— Start DATASET —

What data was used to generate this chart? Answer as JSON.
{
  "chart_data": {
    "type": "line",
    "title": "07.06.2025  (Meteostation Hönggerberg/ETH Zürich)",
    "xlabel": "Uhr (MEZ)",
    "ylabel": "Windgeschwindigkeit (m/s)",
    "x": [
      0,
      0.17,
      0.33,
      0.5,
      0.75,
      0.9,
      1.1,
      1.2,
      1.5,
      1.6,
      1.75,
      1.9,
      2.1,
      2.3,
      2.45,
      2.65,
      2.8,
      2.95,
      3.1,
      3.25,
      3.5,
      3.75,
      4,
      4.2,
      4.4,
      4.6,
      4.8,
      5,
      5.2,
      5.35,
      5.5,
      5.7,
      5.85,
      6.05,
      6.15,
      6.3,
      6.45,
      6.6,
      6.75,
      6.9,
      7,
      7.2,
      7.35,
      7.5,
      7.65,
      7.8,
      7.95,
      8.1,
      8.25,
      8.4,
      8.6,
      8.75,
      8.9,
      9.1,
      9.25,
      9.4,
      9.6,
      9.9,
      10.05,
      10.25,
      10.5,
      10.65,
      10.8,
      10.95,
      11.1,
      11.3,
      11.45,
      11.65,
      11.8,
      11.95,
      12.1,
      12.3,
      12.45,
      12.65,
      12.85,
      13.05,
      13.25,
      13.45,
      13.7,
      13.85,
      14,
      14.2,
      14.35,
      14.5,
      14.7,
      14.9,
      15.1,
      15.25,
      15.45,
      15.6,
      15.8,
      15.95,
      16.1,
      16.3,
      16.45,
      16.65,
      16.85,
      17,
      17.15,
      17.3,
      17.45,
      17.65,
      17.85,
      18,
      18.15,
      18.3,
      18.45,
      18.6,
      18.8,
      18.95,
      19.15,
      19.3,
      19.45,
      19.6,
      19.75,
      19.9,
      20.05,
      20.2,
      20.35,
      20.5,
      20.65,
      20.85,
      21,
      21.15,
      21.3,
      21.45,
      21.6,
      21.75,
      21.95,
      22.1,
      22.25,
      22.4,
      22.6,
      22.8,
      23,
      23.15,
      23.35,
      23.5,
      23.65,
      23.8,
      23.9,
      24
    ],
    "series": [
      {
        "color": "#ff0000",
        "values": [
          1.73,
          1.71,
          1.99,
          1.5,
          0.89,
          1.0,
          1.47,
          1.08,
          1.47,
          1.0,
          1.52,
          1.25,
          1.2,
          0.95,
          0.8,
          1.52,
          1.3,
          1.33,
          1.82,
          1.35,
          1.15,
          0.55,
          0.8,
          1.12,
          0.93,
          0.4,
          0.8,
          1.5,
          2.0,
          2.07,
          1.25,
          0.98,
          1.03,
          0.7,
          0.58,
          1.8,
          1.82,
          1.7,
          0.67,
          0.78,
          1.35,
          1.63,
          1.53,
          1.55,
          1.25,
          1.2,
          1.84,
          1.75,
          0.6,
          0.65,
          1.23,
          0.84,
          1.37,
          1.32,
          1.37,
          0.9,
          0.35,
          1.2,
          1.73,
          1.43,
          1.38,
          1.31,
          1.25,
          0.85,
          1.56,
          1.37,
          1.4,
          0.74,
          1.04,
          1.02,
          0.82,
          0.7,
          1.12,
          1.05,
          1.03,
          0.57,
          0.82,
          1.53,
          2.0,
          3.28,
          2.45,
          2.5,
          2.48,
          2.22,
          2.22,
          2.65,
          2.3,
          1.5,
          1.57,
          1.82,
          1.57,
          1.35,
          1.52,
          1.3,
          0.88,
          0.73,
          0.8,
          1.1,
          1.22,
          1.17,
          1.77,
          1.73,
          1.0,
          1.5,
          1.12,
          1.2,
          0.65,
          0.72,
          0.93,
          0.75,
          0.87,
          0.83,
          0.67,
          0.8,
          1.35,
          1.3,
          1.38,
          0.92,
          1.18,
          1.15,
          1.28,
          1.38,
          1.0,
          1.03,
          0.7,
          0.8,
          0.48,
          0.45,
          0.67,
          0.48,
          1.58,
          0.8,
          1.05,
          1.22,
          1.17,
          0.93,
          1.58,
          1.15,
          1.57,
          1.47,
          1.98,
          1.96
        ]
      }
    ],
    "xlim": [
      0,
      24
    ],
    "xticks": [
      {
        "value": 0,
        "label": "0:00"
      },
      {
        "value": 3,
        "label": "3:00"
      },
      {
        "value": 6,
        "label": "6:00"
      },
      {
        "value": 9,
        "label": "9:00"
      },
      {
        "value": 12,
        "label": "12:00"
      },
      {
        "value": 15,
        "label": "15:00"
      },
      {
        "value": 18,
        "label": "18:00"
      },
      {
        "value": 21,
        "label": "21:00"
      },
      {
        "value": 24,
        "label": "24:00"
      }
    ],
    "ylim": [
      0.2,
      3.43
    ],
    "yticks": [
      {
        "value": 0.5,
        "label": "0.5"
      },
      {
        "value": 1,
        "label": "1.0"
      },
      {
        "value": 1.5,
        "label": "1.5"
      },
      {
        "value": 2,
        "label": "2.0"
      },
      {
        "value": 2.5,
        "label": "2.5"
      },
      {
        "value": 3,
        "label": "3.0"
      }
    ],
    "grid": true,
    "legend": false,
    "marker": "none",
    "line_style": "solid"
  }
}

— End DATASET —

TASK TO CARRY OUT :: Write out the records above again, keeping each one identical to the original.

COMPLETE RESPONSE ::
What data was used to generate this chart? Answer as JSON.
{
  "chart_data": {
    "type": "line",
    "title": "07.06.2025  (Meteostation Hönggerberg/ETH Zürich)",
    "xlabel": "Uhr (MEZ)",
    "ylabel": "Windgeschwindigkeit (m/s)",
    "x": [
      0,
      0.17,
      0.33,
      0.5,
      0.75,
      0.9,
      1.1,
      1.2,
      1.5,
      1.6,
      1.75,
      1.9,
      2.1,
      2.3,
      2.45,
      2.65,
      2.8,
      2.95,
      3.1,
      3.25,
      3.5,
      3.75,
      4,
      4.2,
      4.4,
      4.6,
      4.8,
      5,
      5.2,
      5.35,
      5.5,
      5.7,
      5.85,
      6.05,
      6.15,
      6.3,
      6.45,
      6.6,
      6.75,
      6.9,
      7,
      7.2,
      7.35,
      7.5,
      7.65,
      7.8,
      7.95,
      8.1,
      8.25,
      8.4,
      8.6,
      8.75,
      8.9,
      9.1,
      9.25,
      9.4,
      9.6,
      9.9,
      10.05,
      10.25,
      10.5,
      10.65,
      10.8,
      10.95,
      11.1,
      11.3,
      11.45,
      11.65,
      11.8,
      11.95,
      12.1,
      12.3,
      12.45,
      12.65,
      12.85,
      13.05,
      13.25,
      13.45,
      13.7,
      13.85,
      14,
      14.2,
      14.35,
      14.5,
      14.7,
      14.9,
      15.1,
      15.25,
      15.45,
      15.6,
      15.8,
      15.95,
      16.1,
      16.3,
      16.45,
      16.65,
      16.85,
      17,
      17.15,
      17.3,
      17.45,
      17.65,
      17.85,
      18,
      18.15,
      18.3,
      18.45,
      18.6,
      18.8,
      18.95,
      19.15,
      19.3,
      19.45,
      19.6,
      19.75,
      19.9,
      20.05,
      20.2,
      20.35,
      20.5,
      20.65,
      20.85,
      21,
      21.15,
      21.3,
      21.45,
      21.6,
      21.75,
      21.95,
      22.1,
      22.25,
      22.4,
      22.6,
      22.8,
      23,
      23.15,
      23.35,
      23.5,
      23.65,
      23.8,
      23.9,
      24
    ],
    "series": [
      {
        "color": "#ff0000",
        "values": [
          1.73,
          1.71,
          1.99,
          1.5,
          0.89,
          1.0,
          1.47,
          1.08,
          1.47,
          1.0,
          1.52,
          1.25,
          1.2,
          0.95,
          0.8,
          1.52,
          1.3,
          1.33,
          1.82,
          1.35,
          1.15,
          0.55,
          0.8,
          1.12,
          0.93,
          0.4,
          0.8,
          1.5,
          2.0,
          2.07,
          1.25,
          0.98,
          1.03,
          0.7,
          0.58,
          1.8,
          1.82,
          1.7,
          0.67,
          0.78,
          1.35,
          1.63,
          1.53,
          1.55,
          1.25,
          1.2,
          1.84,
          1.75,
          0.6,
          0.65,
          1.23,
          0.84,
          1.37,
          1.32,
          1.37,
          0.9,
          0.35,
          1.2,
          1.73,
          1.43,
          1.38,
          1.31,
          1.25,
          0.85,
          1.56,
          1.37,
          1.4,
          0.74,
          1.04,
          1.02,
          0.82,
          0.7,
          1.12,
          1.05,
          1.03,
          0.57,
          0.82,
          1.53,
          2.0,
          3.28,
          2.45,
          2.5,
          2.48,
          2.22,
          2.22,
          2.65,
          2.3,
          1.5,
          1.57,
          1.82,
          1.57,
          1.35,
          1.52,
          1.3,
          0.88,
          0.73,
          0.8,
          1.1,
          1.22,
          1.17,
          1.77,
          1.73,
          1.0,
          1.5,
          1.12,
          1.2,
          0.65,
          0.72,
          0.93,
          0.75,
          0.87,
          0.83,
          0.67,
          0.8,
          1.35,
          1.3,
          1.38,
          0.92,
          1.18,
          1.15,
          1.28,
          1.38,
          1.0,
          1.03,
          0.7,
          0.8,
          0.48,
          0.45,
          0.67,
          0.48,
          1.58,
          0.8,
          1.05,
          1.22,
          1.17,
          0.93,
          1.58,
          1.15,
          1.57,
          1.47,
          1.98,
          1.96
        ]
      }
    ],
    "xlim": [
      0,
      24
    ],
    "xticks": [
      {
        "value": 0,
        "label": "0:00"
      },
      {
        "value": 3,
        "label": "3:00"
      },
      {
        "value": 6,
        "label": "6:00"
      },
      {
        "value": 9,
        "label": "9:00"
      },
      {
        "value": 12,
        "label": "12:00"
      },
      {
        "value": 15,
        "label": "15:00"
      },
      {
        "value": 18,
        "label": "18:00"
      },
      {
        "value": 21,
        "label": "21:00"
      },
      {
        "value": 24,
        "label": "24:00"
      }
    ],
    "ylim": [
      0.2,
      3.43
    ],
    "yticks": [
      {
        "value": 0.5,
        "label": "0.5"
      },
      {
        "value": 1,
        "label": "1.0"
      },
      {
        "value": 1.5,
        "label": "1.5"
      },
      {
        "value": 2,
        "label": "2.0"
      },
      {
        "value": 2.5,
        "label": "2.5"
      },
      {
        "value": 3,
        "label": "3.0"
      }
    ],
    "grid": true,
    "legend": false,
    "marker": "none",
    "line_style": "solid"
  }
}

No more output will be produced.